The problem:
Make an exact copy of each entry, leaving out every picture.

Exercise data:
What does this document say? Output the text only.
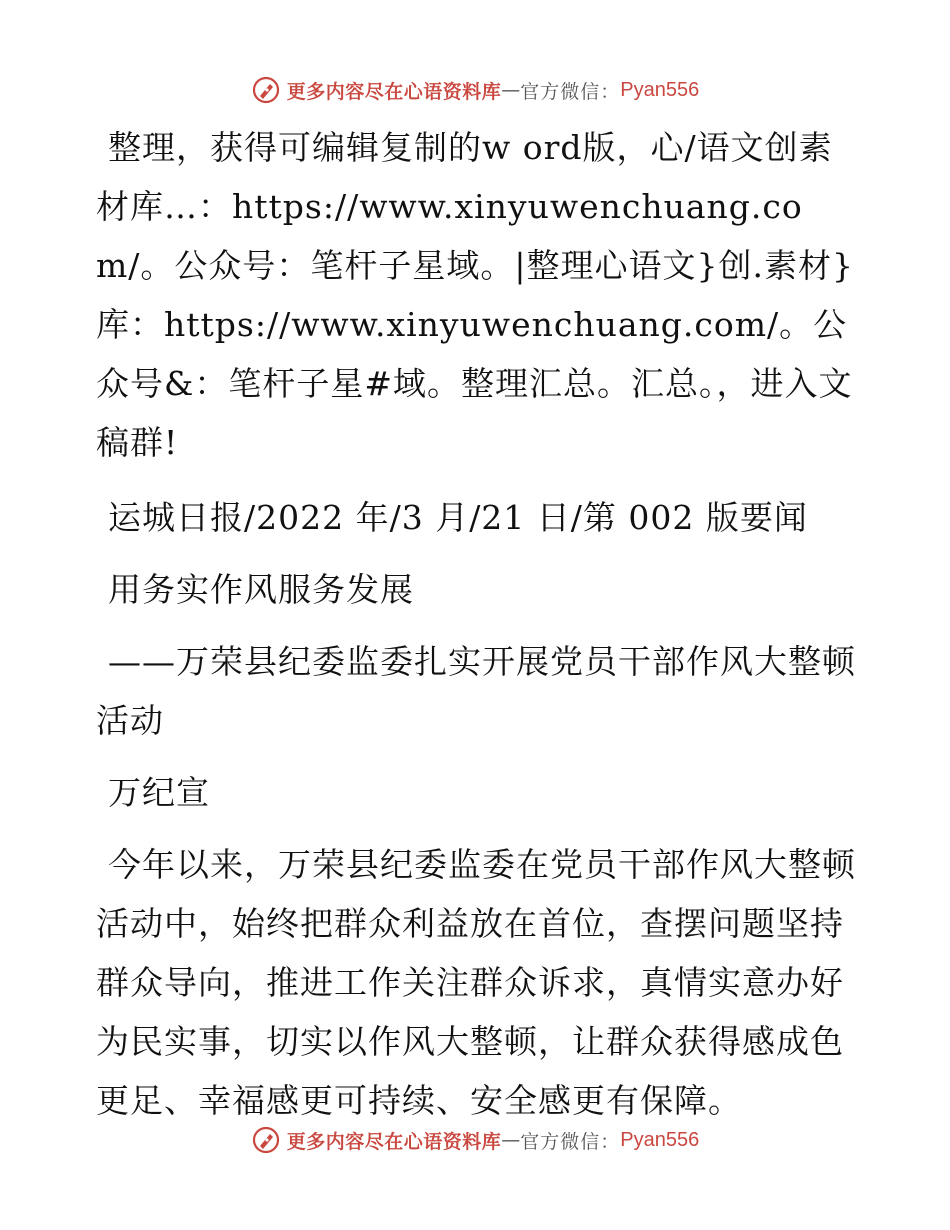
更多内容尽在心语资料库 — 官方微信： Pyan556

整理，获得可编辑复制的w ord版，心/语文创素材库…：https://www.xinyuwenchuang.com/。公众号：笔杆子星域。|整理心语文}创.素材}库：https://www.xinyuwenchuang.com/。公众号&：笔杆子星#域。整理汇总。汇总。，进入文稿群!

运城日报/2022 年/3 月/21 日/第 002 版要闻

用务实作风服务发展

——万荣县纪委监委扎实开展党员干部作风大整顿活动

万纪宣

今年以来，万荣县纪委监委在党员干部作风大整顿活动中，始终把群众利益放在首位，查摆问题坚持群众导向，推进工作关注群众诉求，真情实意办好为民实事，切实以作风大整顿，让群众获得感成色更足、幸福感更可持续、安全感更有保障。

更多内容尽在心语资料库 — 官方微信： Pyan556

Response to this exercise:
What does this document say? Output the text only.
更多内容尽在心语资料库 — 官方微信： Pyan556

整理，获得可编辑复制的w ord版，心/语文创素材库…：https://www.xinyuwenchuang.com/。公众号：笔杆子星域。|整理心语文}创.素材}库：https://www.xinyuwenchuang.com/。公众号&：笔杆子星#域。整理汇总。汇总。，进入文稿群!

运城日报/2022 年/3 月/21 日/第 002 版要闻

用务实作风服务发展

——万荣县纪委监委扎实开展党员干部作风大整顿活动

万纪宣

今年以来，万荣县纪委监委在党员干部作风大整顿活动中，始终把群众利益放在首位，查摆问题坚持群众导向，推进工作关注群众诉求，真情实意办好为民实事，切实以作风大整顿，让群众获得感成色更足、幸福感更可持续、安全感更有保障。

更多内容尽在心语资料库 — 官方微信： Pyan556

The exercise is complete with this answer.